§ **Task directions**
Repeat the listing in full, exactly as it stands.

§ **Recorded data**

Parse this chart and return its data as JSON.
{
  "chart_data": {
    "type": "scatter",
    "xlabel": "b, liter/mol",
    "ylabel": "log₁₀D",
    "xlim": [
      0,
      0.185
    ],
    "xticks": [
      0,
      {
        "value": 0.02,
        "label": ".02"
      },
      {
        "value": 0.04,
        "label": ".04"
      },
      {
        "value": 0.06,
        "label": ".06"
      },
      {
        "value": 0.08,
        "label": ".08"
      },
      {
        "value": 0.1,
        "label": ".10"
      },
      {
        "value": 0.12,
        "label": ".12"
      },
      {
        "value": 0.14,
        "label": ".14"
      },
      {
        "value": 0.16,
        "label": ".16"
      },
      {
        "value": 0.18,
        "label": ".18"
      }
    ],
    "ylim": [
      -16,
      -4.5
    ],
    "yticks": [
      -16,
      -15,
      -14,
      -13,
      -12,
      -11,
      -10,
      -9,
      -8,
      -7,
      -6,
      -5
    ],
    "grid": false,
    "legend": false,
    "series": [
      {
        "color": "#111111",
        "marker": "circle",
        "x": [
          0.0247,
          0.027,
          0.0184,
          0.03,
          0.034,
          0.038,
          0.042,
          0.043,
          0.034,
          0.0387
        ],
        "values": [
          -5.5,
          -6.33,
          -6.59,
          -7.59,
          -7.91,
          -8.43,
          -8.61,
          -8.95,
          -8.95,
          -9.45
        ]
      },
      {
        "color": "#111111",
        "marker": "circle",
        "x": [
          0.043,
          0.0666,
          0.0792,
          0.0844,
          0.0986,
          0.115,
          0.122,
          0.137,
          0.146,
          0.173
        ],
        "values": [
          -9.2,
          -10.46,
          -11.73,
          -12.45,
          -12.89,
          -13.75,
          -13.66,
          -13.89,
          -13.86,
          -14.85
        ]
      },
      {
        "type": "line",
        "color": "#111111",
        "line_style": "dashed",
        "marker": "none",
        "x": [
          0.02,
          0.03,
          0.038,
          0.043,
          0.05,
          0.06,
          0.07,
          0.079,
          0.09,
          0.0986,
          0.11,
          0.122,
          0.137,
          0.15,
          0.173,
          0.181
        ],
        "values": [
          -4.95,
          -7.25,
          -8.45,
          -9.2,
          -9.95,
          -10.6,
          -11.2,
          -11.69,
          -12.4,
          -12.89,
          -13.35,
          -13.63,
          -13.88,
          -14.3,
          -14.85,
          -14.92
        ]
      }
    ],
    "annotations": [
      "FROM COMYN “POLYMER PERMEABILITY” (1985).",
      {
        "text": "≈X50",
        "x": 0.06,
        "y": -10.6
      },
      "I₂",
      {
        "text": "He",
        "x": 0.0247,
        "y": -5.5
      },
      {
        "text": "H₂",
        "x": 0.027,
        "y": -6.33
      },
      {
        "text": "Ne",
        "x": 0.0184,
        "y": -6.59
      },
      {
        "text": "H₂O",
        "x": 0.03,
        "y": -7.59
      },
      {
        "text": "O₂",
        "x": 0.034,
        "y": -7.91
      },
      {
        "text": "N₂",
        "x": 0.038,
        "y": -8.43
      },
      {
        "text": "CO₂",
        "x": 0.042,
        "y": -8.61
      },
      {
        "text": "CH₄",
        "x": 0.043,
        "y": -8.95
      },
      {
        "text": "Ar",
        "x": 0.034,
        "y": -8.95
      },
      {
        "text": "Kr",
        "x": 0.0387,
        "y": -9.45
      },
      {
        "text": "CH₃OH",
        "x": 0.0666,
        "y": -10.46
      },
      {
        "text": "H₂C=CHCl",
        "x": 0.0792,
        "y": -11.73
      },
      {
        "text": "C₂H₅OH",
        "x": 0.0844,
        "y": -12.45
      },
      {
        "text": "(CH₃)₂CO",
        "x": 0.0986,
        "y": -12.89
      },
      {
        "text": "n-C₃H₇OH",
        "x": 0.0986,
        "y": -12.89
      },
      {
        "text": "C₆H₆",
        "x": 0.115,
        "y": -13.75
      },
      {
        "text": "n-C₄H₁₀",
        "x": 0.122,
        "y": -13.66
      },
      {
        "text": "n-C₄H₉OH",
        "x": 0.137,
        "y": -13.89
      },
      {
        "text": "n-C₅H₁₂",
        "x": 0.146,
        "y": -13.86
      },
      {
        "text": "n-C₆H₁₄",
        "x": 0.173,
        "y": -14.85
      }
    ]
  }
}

§ **Completed exercise**
Parse this chart and return its data as JSON.
{
  "chart_data": {
    "type": "scatter",
    "xlabel": "b, liter/mol",
    "ylabel": "log₁₀D",
    "xlim": [
      0,
      0.185
    ],
    "xticks": [
      0,
      {
        "value": 0.02,
        "label": ".02"
      },
      {
        "value": 0.04,
        "label": ".04"
      },
      {
        "value": 0.06,
        "label": ".06"
      },
      {
        "value": 0.08,
        "label": ".08"
      },
      {
        "value": 0.1,
        "label": ".10"
      },
      {
        "value": 0.12,
        "label": ".12"
      },
      {
        "value": 0.14,
        "label": ".14"
      },
      {
        "value": 0.16,
        "label": ".16"
      },
      {
        "value": 0.18,
        "label": ".18"
      }
    ],
    "ylim": [
      -16,
      -4.5
    ],
    "yticks": [
      -16,
      -15,
      -14,
      -13,
      -12,
      -11,
      -10,
      -9,
      -8,
      -7,
      -6,
      -5
    ],
    "grid": false,
    "legend": false,
    "series": [
      {
        "color": "#111111",
        "marker": "circle",
        "x": [
          0.0247,
          0.027,
          0.0184,
          0.03,
          0.034,
          0.038,
          0.042,
          0.043,
          0.034,
          0.0387
        ],
        "values": [
          -5.5,
          -6.33,
          -6.59,
          -7.59,
          -7.91,
          -8.43,
          -8.61,
          -8.95,
          -8.95,
          -9.45
        ]
      },
      {
        "color": "#111111",
        "marker": "circle",
        "x": [
          0.043,
          0.0666,
          0.0792,
          0.0844,
          0.0986,
          0.115,
          0.122,
          0.137,
          0.146,
          0.173
        ],
        "values": [
          -9.2,
          -10.46,
          -11.73,
          -12.45,
          -12.89,
          -13.75,
          -13.66,
          -13.89,
          -13.86,
          -14.85
        ]
      },
      {
        "type": "line",
        "color": "#111111",
        "line_style": "dashed",
        "marker": "none",
        "x": [
          0.02,
          0.03,
          0.038,
          0.043,
          0.05,
          0.06,
          0.07,
          0.079,
          0.09,
          0.0986,
          0.11,
          0.122,
          0.137,
          0.15,
          0.173,
          0.181
        ],
        "values": [
          -4.95,
          -7.25,
          -8.45,
          -9.2,
          -9.95,
          -10.6,
          -11.2,
          -11.69,
          -12.4,
          -12.89,
          -13.35,
          -13.63,
          -13.88,
          -14.3,
          -14.85,
          -14.92
        ]
      }
    ],
    "annotations": [
      "FROM COMYN “POLYMER PERMEABILITY” (1985).",
      {
        "text": "≈X50",
        "x": 0.06,
        "y": -10.6
      },
      "I₂",
      {
        "text": "He",
        "x": 0.0247,
        "y": -5.5
      },
      {
        "text": "H₂",
        "x": 0.027,
        "y": -6.33
      },
      {
        "text": "Ne",
        "x": 0.0184,
        "y": -6.59
      },
      {
        "text": "H₂O",
        "x": 0.03,
        "y": -7.59
      },
      {
        "text": "O₂",
        "x": 0.034,
        "y": -7.91
      },
      {
        "text": "N₂",
        "x": 0.038,
        "y": -8.43
      },
      {
        "text": "CO₂",
        "x": 0.042,
        "y": -8.61
      },
      {
        "text": "CH₄",
        "x": 0.043,
        "y": -8.95
      },
      {
        "text": "Ar",
        "x": 0.034,
        "y": -8.95
      },
      {
        "text": "Kr",
        "x": 0.0387,
        "y": -9.45
      },
      {
        "text": "CH₃OH",
        "x": 0.0666,
        "y": -10.46
      },
      {
        "text": "H₂C=CHCl",
        "x": 0.0792,
        "y": -11.73
      },
      {
        "text": "C₂H₅OH",
        "x": 0.0844,
        "y": -12.45
      },
      {
        "text": "(CH₃)₂CO",
        "x": 0.0986,
        "y": -12.89
      },
      {
        "text": "n-C₃H₇OH",
        "x": 0.0986,
        "y": -12.89
      },
      {
        "text": "C₆H₆",
        "x": 0.115,
        "y": -13.75
      },
      {
        "text": "n-C₄H₁₀",
        "x": 0.122,
        "y": -13.66
      },
      {
        "text": "n-C₄H₉OH",
        "x": 0.137,
        "y": -13.89
      },
      {
        "text": "n-C₅H₁₂",
        "x": 0.146,
        "y": -13.86
      },
      {
        "text": "n-C₆H₁₄",
        "x": 0.173,
        "y": -14.85
      }
    ]
  }
}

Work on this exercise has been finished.